** START Records provided **

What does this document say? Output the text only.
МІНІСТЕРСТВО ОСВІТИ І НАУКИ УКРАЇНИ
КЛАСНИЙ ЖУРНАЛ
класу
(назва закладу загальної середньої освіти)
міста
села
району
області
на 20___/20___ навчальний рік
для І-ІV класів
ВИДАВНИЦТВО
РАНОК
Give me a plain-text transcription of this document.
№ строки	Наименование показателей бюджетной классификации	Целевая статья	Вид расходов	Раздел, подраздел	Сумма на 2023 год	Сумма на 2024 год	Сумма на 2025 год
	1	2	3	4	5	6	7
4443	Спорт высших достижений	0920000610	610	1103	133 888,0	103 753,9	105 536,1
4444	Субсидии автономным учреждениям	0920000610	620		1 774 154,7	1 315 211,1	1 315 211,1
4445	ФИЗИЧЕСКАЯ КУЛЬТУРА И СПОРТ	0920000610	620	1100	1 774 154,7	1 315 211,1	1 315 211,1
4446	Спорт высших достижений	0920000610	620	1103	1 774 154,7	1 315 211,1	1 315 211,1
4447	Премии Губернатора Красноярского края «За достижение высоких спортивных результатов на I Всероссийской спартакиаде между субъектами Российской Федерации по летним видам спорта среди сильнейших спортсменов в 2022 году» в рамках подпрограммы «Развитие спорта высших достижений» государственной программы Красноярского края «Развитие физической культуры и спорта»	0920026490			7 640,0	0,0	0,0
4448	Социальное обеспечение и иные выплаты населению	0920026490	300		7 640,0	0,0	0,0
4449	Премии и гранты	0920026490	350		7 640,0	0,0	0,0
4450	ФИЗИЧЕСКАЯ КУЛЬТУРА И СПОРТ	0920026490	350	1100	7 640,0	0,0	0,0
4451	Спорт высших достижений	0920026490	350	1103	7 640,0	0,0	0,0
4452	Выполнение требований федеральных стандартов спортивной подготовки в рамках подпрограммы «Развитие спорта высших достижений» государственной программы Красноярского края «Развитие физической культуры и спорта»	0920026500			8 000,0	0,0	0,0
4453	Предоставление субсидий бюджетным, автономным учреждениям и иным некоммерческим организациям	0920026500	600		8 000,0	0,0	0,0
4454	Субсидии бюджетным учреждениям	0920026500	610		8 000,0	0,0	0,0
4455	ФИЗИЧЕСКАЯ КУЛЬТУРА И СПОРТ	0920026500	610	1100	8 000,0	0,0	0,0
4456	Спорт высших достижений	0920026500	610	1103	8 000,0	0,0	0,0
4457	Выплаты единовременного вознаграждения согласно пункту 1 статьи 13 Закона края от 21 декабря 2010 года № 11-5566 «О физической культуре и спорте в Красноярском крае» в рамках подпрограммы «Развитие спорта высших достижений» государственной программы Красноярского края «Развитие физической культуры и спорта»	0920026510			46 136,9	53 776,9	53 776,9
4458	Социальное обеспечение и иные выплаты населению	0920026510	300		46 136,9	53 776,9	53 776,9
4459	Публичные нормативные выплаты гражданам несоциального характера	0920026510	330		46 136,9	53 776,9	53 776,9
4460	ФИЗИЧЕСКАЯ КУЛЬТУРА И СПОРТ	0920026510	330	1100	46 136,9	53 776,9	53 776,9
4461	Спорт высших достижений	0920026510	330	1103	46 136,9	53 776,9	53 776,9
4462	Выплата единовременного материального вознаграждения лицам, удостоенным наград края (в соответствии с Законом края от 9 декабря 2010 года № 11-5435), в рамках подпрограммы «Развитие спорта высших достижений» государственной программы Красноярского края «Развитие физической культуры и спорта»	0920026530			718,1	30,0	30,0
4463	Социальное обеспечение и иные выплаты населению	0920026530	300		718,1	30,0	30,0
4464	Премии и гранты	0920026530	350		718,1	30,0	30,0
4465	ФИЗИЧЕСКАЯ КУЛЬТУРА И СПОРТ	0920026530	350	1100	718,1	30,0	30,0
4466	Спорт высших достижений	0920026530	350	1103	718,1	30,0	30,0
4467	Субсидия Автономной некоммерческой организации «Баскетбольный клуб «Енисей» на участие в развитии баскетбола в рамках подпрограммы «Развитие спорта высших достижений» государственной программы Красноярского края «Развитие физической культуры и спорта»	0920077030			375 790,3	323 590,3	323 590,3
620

** END Records provided **

◆ **Required work**: Write out the full set of records exactly as given.

◆ **Worked answer**:
What does this document say? Output the text only.
МІНІСТЕРСТВО ОСВІТИ І НАУКИ УКРАЇНИ
КЛАСНИЙ ЖУРНАЛ
класу
(назва закладу загальної середньої освіти)
міста
села
району
області
на 20___/20___ навчальний рік
для І-ІV класів
ВИДАВНИЦТВО
РАНОК
Give me a plain-text transcription of this document.
№ строки	Наименование показателей бюджетной классификации	Целевая статья	Вид расходов	Раздел, подраздел	Сумма на 2023 год	Сумма на 2024 год	Сумма на 2025 год
	1	2	3	4	5	6	7
4443	Спорт высших достижений	0920000610	610	1103	133 888,0	103 753,9	105 536,1
4444	Субсидии автономным учреждениям	0920000610	620		1 774 154,7	1 315 211,1	1 315 211,1
4445	ФИЗИЧЕСКАЯ КУЛЬТУРА И СПОРТ	0920000610	620	1100	1 774 154,7	1 315 211,1	1 315 211,1
4446	Спорт высших достижений	0920000610	620	1103	1 774 154,7	1 315 211,1	1 315 211,1
4447	Премии Губернатора Красноярского края «За достижение высоких спортивных результатов на I Всероссийской спартакиаде между субъектами Российской Федерации по летним видам спорта среди сильнейших спортсменов в 2022 году» в рамках подпрограммы «Развитие спорта высших достижений» государственной программы Красноярского края «Развитие физической культуры и спорта»	0920026490			7 640,0	0,0	0,0
4448	Социальное обеспечение и иные выплаты населению	0920026490	300		7 640,0	0,0	0,0
4449	Премии и гранты	0920026490	350		7 640,0	0,0	0,0
4450	ФИЗИЧЕСКАЯ КУЛЬТУРА И СПОРТ	0920026490	350	1100	7 640,0	0,0	0,0
4451	Спорт высших достижений	0920026490	350	1103	7 640,0	0,0	0,0
4452	Выполнение требований федеральных стандартов спортивной подготовки в рамках подпрограммы «Развитие спорта высших достижений» государственной программы Красноярского края «Развитие физической культуры и спорта»	0920026500			8 000,0	0,0	0,0
4453	Предоставление субсидий бюджетным, автономным учреждениям и иным некоммерческим организациям	0920026500	600		8 000,0	0,0	0,0
4454	Субсидии бюджетным учреждениям	0920026500	610		8 000,0	0,0	0,0
4455	ФИЗИЧЕСКАЯ КУЛЬТУРА И СПОРТ	0920026500	610	1100	8 000,0	0,0	0,0
4456	Спорт высших достижений	0920026500	610	1103	8 000,0	0,0	0,0
4457	Выплаты единовременного вознаграждения согласно пункту 1 статьи 13 Закона края от 21 декабря 2010 года № 11-5566 «О физической культуре и спорте в Красноярском крае» в рамках подпрограммы «Развитие спорта высших достижений» государственной программы Красноярского края «Развитие физической культуры и спорта»	0920026510			46 136,9	53 776,9	53 776,9
4458	Социальное обеспечение и иные выплаты населению	0920026510	300		46 136,9	53 776,9	53 776,9
4459	Публичные нормативные выплаты гражданам несоциального характера	0920026510	330		46 136,9	53 776,9	53 776,9
4460	ФИЗИЧЕСКАЯ КУЛЬТУРА И СПОРТ	0920026510	330	1100	46 136,9	53 776,9	53 776,9
4461	Спорт высших достижений	0920026510	330	1103	46 136,9	53 776,9	53 776,9
4462	Выплата единовременного материального вознаграждения лицам, удостоенным наград края (в соответствии с Законом края от 9 декабря 2010 года № 11-5435), в рамках подпрограммы «Развитие спорта высших достижений» государственной программы Красноярского края «Развитие физической культуры и спорта»	0920026530			718,1	30,0	30,0
4463	Социальное обеспечение и иные выплаты населению	0920026530	300		718,1	30,0	30,0
4464	Премии и гранты	0920026530	350		718,1	30,0	30,0
4465	ФИЗИЧЕСКАЯ КУЛЬТУРА И СПОРТ	0920026530	350	1100	718,1	30,0	30,0
4466	Спорт высших достижений	0920026530	350	1103	718,1	30,0	30,0
4467	Субсидия Автономной некоммерческой организации «Баскетбольный клуб «Енисей» на участие в развитии баскетбола в рамках подпрограммы «Развитие спорта высших достижений» государственной программы Красноярского края «Развитие физической культуры и спорта»	0920077030			375 790,3	323 590,3	323 590,3
620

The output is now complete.